*** Материал для задания ***
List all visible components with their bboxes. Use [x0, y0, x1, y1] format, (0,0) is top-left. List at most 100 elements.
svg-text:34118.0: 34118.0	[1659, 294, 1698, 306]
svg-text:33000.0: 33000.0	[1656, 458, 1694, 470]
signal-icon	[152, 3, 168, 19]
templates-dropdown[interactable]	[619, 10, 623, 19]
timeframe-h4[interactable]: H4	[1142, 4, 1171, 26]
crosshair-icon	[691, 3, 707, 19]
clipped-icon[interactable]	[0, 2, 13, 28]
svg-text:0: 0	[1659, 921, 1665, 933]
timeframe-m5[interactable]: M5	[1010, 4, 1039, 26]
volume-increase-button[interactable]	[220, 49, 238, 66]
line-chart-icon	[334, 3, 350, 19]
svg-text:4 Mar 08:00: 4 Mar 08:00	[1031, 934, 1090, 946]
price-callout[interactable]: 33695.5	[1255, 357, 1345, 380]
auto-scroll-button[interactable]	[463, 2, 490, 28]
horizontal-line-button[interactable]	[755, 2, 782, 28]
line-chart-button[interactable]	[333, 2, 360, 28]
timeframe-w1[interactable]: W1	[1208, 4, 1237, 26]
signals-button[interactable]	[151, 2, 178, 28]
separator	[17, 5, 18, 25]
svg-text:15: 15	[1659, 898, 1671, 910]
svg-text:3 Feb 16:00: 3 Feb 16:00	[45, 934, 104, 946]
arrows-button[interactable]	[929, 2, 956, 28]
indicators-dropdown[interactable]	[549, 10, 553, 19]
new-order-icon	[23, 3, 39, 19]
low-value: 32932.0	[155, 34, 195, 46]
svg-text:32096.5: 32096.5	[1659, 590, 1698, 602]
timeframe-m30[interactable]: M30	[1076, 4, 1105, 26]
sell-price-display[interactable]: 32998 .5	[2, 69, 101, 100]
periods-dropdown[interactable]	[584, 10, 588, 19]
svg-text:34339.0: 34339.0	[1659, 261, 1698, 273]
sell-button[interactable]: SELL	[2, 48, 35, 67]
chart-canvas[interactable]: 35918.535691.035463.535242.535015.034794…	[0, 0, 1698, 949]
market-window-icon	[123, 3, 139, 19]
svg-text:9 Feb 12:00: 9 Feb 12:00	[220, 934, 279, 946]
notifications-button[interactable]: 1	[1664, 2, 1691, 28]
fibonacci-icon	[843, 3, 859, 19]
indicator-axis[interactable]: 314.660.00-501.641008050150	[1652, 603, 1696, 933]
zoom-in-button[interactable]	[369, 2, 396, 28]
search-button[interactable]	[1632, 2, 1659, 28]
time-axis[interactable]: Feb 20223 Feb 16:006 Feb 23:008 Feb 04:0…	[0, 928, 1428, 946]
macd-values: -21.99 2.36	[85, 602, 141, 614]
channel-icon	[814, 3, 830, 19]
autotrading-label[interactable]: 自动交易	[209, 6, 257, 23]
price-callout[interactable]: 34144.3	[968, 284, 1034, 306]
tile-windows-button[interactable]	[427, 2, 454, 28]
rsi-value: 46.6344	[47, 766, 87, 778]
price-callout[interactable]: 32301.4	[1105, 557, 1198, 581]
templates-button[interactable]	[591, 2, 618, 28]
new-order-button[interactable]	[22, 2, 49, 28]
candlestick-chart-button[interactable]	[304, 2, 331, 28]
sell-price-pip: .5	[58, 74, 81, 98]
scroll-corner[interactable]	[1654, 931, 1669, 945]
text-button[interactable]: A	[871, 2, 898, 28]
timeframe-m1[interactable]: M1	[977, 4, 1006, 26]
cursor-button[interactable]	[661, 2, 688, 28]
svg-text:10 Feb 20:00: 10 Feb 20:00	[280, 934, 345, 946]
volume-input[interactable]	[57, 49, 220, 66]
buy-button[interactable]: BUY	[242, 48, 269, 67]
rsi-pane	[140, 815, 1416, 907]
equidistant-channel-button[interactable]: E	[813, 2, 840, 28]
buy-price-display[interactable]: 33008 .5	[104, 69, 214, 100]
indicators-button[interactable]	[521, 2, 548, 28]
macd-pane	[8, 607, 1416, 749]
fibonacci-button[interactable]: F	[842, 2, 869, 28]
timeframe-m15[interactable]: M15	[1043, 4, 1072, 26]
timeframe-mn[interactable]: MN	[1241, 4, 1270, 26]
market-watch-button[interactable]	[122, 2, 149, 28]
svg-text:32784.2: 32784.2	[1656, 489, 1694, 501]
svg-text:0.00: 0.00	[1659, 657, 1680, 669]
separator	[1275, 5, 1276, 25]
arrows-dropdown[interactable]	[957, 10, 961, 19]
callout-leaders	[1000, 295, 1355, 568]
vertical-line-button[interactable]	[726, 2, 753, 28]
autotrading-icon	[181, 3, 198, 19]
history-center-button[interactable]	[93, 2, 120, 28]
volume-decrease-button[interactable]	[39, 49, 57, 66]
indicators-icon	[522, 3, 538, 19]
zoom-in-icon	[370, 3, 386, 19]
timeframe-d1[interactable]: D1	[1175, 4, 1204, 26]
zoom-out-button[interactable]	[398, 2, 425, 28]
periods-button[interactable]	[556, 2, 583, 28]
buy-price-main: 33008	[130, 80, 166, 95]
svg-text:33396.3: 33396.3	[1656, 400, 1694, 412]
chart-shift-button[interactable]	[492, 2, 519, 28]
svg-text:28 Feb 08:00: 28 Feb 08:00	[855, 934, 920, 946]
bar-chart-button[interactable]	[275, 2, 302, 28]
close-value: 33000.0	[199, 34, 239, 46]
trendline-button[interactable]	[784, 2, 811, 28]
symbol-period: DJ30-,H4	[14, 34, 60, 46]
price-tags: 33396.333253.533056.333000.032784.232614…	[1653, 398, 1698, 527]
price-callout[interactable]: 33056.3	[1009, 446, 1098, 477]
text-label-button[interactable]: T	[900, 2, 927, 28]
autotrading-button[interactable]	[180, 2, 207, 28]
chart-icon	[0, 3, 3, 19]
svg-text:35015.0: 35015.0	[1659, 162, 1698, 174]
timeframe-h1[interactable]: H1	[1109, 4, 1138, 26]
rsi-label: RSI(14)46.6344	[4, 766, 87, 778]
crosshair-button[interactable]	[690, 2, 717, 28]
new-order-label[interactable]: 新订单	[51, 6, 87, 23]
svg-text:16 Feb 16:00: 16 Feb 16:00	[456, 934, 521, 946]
***
Задание
Перепишите дословно строки записей с самого начала и до строки, содержащей «34, 195, 46]», включая обе границы.

Ответ
List all visible components with their bboxes. Use [x0, y0, x1, y1] format, (0,0) is top-left. List at most 100 elements.
svg-text:34118.0: 34118.0	[1659, 294, 1698, 306]
svg-text:33000.0: 33000.0	[1656, 458, 1694, 470]
signal-icon	[152, 3, 168, 19]
templates-dropdown[interactable]	[619, 10, 623, 19]
timeframe-h4[interactable]: H4	[1142, 4, 1171, 26]
crosshair-icon	[691, 3, 707, 19]
clipped-icon[interactable]	[0, 2, 13, 28]
svg-text:0: 0	[1659, 921, 1665, 933]
timeframe-m5[interactable]: M5	[1010, 4, 1039, 26]
volume-increase-button[interactable]	[220, 49, 238, 66]
line-chart-icon	[334, 3, 350, 19]
svg-text:4 Mar 08:00: 4 Mar 08:00	[1031, 934, 1090, 946]
price-callout[interactable]: 33695.5	[1255, 357, 1345, 380]
auto-scroll-button[interactable]	[463, 2, 490, 28]
horizontal-line-button[interactable]	[755, 2, 782, 28]
line-chart-button[interactable]	[333, 2, 360, 28]
timeframe-w1[interactable]: W1	[1208, 4, 1237, 26]
signals-button[interactable]	[151, 2, 178, 28]
separator	[17, 5, 18, 25]
svg-text:15: 15	[1659, 898, 1671, 910]
svg-text:3 Feb 16:00: 3 Feb 16:00	[45, 934, 104, 946]
arrows-button[interactable]	[929, 2, 956, 28]
indicators-dropdown[interactable]	[549, 10, 553, 19]
new-order-icon	[23, 3, 39, 19]
low-value: 32932.0	[155, 34, 195, 46]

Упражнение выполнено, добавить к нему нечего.